Source records:
━━━━━━━━━━
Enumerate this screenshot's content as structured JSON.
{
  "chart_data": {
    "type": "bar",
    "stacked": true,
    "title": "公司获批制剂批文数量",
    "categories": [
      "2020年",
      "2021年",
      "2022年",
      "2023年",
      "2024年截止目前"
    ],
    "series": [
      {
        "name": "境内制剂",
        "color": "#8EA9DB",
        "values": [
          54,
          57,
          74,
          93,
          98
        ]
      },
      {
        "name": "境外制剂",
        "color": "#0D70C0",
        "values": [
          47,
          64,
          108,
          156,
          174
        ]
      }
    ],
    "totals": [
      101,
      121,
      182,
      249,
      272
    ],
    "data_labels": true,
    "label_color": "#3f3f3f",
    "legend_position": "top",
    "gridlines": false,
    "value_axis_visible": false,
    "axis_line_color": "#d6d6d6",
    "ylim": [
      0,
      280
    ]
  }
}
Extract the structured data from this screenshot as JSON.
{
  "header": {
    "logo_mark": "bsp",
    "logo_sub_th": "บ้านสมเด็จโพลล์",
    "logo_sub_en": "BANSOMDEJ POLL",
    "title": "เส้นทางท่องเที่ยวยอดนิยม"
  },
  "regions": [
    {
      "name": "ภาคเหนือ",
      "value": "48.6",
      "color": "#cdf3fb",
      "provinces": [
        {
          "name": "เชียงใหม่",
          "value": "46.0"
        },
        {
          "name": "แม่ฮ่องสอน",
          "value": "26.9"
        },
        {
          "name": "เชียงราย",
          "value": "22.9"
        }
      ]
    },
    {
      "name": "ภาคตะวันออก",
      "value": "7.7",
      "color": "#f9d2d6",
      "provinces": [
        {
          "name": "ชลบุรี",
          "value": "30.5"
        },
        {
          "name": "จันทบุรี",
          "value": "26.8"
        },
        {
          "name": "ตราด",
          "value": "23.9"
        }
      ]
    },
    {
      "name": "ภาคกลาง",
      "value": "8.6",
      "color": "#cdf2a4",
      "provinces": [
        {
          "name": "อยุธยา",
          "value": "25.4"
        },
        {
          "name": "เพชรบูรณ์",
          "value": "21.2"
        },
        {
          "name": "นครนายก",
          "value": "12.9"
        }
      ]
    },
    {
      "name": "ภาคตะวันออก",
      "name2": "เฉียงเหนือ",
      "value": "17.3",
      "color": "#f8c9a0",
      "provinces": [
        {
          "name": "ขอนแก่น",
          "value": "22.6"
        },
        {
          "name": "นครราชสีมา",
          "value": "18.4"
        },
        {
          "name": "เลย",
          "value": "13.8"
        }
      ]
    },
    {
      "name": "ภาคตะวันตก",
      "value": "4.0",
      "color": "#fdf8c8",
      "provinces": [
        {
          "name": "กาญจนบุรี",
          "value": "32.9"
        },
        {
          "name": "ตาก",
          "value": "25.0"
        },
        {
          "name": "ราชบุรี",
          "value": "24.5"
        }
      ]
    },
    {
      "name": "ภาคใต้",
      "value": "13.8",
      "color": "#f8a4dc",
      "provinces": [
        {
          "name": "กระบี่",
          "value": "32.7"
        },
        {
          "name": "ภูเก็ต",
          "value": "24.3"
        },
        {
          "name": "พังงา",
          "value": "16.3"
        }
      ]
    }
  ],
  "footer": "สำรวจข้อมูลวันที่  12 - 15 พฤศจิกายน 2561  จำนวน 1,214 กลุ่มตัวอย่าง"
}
━━━━━━━━━━
[Aim]: Copy out all lines from the material above that contain the string "screenshot".

[Task solution]:
Enumerate this screenshot's content as structured JSON.
Extract the structured data from this screenshot as JSON.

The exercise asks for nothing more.